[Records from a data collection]
* * * * *

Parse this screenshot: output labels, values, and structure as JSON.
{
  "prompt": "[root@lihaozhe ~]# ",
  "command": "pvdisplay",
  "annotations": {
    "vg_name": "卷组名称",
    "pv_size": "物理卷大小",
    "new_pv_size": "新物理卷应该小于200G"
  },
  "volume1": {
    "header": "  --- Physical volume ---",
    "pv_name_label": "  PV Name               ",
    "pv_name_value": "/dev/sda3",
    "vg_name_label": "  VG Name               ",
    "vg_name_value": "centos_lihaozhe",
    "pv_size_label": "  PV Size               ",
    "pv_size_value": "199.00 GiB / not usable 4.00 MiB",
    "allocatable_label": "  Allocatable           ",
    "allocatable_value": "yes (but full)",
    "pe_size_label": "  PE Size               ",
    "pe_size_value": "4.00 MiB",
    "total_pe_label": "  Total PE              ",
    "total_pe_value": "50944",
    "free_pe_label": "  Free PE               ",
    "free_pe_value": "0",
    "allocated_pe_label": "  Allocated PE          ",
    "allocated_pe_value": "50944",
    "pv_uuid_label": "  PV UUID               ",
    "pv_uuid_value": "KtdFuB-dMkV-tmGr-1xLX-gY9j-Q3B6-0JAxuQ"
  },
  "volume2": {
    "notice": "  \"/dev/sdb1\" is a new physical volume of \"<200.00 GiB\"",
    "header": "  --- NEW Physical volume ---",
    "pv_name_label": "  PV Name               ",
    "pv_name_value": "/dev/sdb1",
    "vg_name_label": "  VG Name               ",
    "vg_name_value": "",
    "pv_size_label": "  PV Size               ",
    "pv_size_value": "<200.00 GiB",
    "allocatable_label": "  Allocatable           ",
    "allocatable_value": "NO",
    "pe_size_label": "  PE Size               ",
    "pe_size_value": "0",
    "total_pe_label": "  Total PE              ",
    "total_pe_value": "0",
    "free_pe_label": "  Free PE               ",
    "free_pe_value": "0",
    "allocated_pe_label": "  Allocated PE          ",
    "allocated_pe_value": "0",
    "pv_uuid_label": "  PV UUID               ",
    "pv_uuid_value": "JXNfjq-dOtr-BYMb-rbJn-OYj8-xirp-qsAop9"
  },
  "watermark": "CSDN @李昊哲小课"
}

* * * * *

Print every record above exactly as written.

Task response:
Parse this screenshot: output labels, values, and structure as JSON.
{
  "prompt": "[root@lihaozhe ~]# ",
  "command": "pvdisplay",
  "annotations": {
    "vg_name": "卷组名称",
    "pv_size": "物理卷大小",
    "new_pv_size": "新物理卷应该小于200G"
  },
  "volume1": {
    "header": "  --- Physical volume ---",
    "pv_name_label": "  PV Name               ",
    "pv_name_value": "/dev/sda3",
    "vg_name_label": "  VG Name               ",
    "vg_name_value": "centos_lihaozhe",
    "pv_size_label": "  PV Size               ",
    "pv_size_value": "199.00 GiB / not usable 4.00 MiB",
    "allocatable_label": "  Allocatable           ",
    "allocatable_value": "yes (but full)",
    "pe_size_label": "  PE Size               ",
    "pe_size_value": "4.00 MiB",
    "total_pe_label": "  Total PE              ",
    "total_pe_value": "50944",
    "free_pe_label": "  Free PE               ",
    "free_pe_value": "0",
    "allocated_pe_label": "  Allocated PE          ",
    "allocated_pe_value": "50944",
    "pv_uuid_label": "  PV UUID               ",
    "pv_uuid_value": "KtdFuB-dMkV-tmGr-1xLX-gY9j-Q3B6-0JAxuQ"
  },
  "volume2": {
    "notice": "  \"/dev/sdb1\" is a new physical volume of \"<200.00 GiB\"",
    "header": "  --- NEW Physical volume ---",
    "pv_name_label": "  PV Name               ",
    "pv_name_value": "/dev/sdb1",
    "vg_name_label": "  VG Name               ",
    "vg_name_value": "",
    "pv_size_label": "  PV Size               ",
    "pv_size_value": "<200.00 GiB",
    "allocatable_label": "  Allocatable           ",
    "allocatable_value": "NO",
    "pe_size_label": "  PE Size               ",
    "pe_size_value": "0",
    "total_pe_label": "  Total PE              ",
    "total_pe_value": "0",
    "free_pe_label": "  Free PE               ",
    "free_pe_value": "0",
    "allocated_pe_label": "  Allocated PE          ",
    "allocated_pe_value": "0",
    "pv_uuid_label": "  PV UUID               ",
    "pv_uuid_value": "JXNfjq-dOtr-BYMb-rbJn-OYj8-xirp-qsAop9"
  },
  "watermark": "CSDN @李昊哲小课"
}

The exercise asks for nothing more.